DIRECTIONS FOR THIS TASK:
Return the records word for word. Any pictures in them are not part of the copy.

"""

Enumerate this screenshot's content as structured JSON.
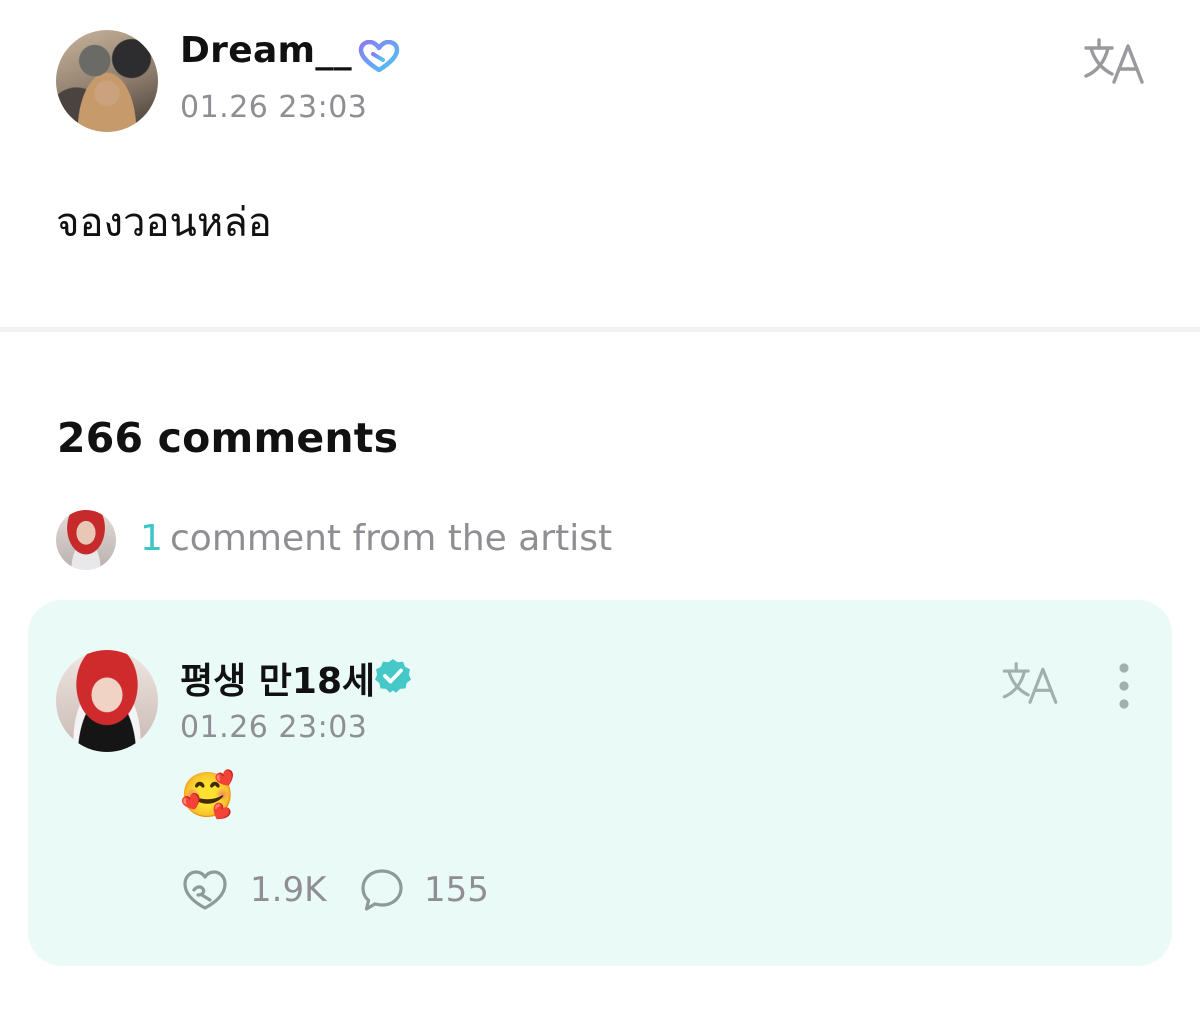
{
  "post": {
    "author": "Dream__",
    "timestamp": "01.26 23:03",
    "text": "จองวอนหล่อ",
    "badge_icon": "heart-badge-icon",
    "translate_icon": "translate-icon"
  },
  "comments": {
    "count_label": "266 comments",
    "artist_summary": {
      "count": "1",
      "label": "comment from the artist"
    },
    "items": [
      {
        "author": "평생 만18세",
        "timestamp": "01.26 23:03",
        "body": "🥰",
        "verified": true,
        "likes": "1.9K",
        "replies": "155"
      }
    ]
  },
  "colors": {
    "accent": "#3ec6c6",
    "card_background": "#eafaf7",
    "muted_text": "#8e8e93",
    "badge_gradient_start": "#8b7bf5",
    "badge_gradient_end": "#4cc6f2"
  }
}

"""

COMPLETE RESPONSE:
Enumerate this screenshot's content as structured JSON.
{
  "post": {
    "author": "Dream__",
    "timestamp": "01.26 23:03",
    "text": "จองวอนหล่อ",
    "badge_icon": "heart-badge-icon",
    "translate_icon": "translate-icon"
  },
  "comments": {
    "count_label": "266 comments",
    "artist_summary": {
      "count": "1",
      "label": "comment from the artist"
    },
    "items": [
      {
        "author": "평생 만18세",
        "timestamp": "01.26 23:03",
        "body": "🥰",
        "verified": true,
        "likes": "1.9K",
        "replies": "155"
      }
    ]
  },
  "colors": {
    "accent": "#3ec6c6",
    "card_background": "#eafaf7",
    "muted_text": "#8e8e93",
    "badge_gradient_start": "#8b7bf5",
    "badge_gradient_end": "#4cc6f2"
  }
}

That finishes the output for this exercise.